[start]

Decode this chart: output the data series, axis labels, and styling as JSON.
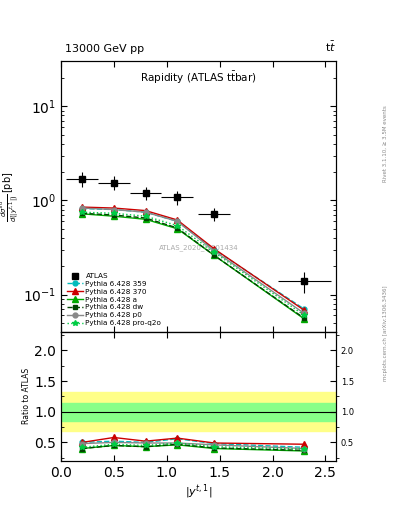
{
  "title_top": "13000 GeV pp",
  "title_right": "tt",
  "plot_title": "Rapidity (ATLAS t#bar{t}bar)",
  "xlabel": "|y^{t,1}|",
  "ylabel_main": "d#sigma^{fid}/d(|y^{t,1}|) [pb]",
  "ylabel_ratio": "Ratio to ATLAS",
  "watermark": "ATLAS_2020_I1801434",
  "rivet_text": "Rivet 3.1.10, >= 3.5M events",
  "mcplots_text": "mcplots.cern.ch [arXiv:1306.3436]",
  "x_values": [
    0.2,
    0.5,
    0.8,
    1.1,
    1.45,
    2.3
  ],
  "atlas_y": [
    1.7,
    1.55,
    1.2,
    1.08,
    0.72,
    0.14
  ],
  "atlas_xerr": [
    0.15,
    0.15,
    0.15,
    0.15,
    0.15,
    0.25
  ],
  "atlas_yerr": [
    0.3,
    0.25,
    0.18,
    0.18,
    0.12,
    0.035
  ],
  "ylim_main": [
    0.04,
    30
  ],
  "ylim_ratio": [
    0.2,
    2.3
  ],
  "xlim": [
    0,
    2.6
  ],
  "series": [
    {
      "label": "Pythia 6.428 359",
      "color": "#00bbbb",
      "linestyle": "--",
      "marker": "o",
      "markersize": 3.5,
      "linewidth": 1.0,
      "y": [
        0.82,
        0.8,
        0.75,
        0.6,
        0.3,
        0.07
      ],
      "ratio_y": [
        0.5,
        0.52,
        0.5,
        0.56,
        0.48,
        0.42
      ]
    },
    {
      "label": "Pythia 6.428 370",
      "color": "#cc0000",
      "linestyle": "-",
      "marker": "^",
      "markersize": 4,
      "linewidth": 1.0,
      "y": [
        0.85,
        0.83,
        0.78,
        0.62,
        0.305,
        0.068
      ],
      "ratio_y": [
        0.5,
        0.58,
        0.52,
        0.57,
        0.49,
        0.47
      ]
    },
    {
      "label": "Pythia 6.428 a",
      "color": "#00aa00",
      "linestyle": "-",
      "marker": "^",
      "markersize": 4,
      "linewidth": 1.0,
      "y": [
        0.72,
        0.68,
        0.63,
        0.5,
        0.26,
        0.055
      ],
      "ratio_y": [
        0.4,
        0.45,
        0.43,
        0.46,
        0.4,
        0.36
      ]
    },
    {
      "label": "Pythia 6.428 dw",
      "color": "#004400",
      "linestyle": "--",
      "marker": "s",
      "markersize": 3.5,
      "linewidth": 1.0,
      "y": [
        0.73,
        0.7,
        0.65,
        0.51,
        0.26,
        0.056
      ],
      "ratio_y": [
        0.4,
        0.45,
        0.43,
        0.47,
        0.41,
        0.37
      ]
    },
    {
      "label": "Pythia 6.428 p0",
      "color": "#888888",
      "linestyle": "-",
      "marker": "o",
      "markersize": 3.5,
      "linewidth": 1.0,
      "y": [
        0.83,
        0.8,
        0.75,
        0.6,
        0.29,
        0.063
      ],
      "ratio_y": [
        0.48,
        0.5,
        0.49,
        0.49,
        0.46,
        0.4
      ]
    },
    {
      "label": "Pythia 6.428 pro-q2o",
      "color": "#00cc44",
      "linestyle": ":",
      "marker": "*",
      "markersize": 4,
      "linewidth": 1.0,
      "y": [
        0.75,
        0.73,
        0.68,
        0.54,
        0.28,
        0.06
      ],
      "ratio_y": [
        0.42,
        0.47,
        0.45,
        0.49,
        0.43,
        0.39
      ]
    }
  ],
  "ratio_band_green_low": 0.85,
  "ratio_band_green_high": 1.15,
  "ratio_band_yellow_low": 0.68,
  "ratio_band_yellow_high": 1.32
}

[end]

Aim of the exercise
For each line in the data above that contains the string "color", extract the line.

Task answer
      "color": "#00bbbb",
      "color": "#cc0000",
      "color": "#00aa00",
      "color": "#004400",
      "color": "#888888",
      "color": "#00cc44",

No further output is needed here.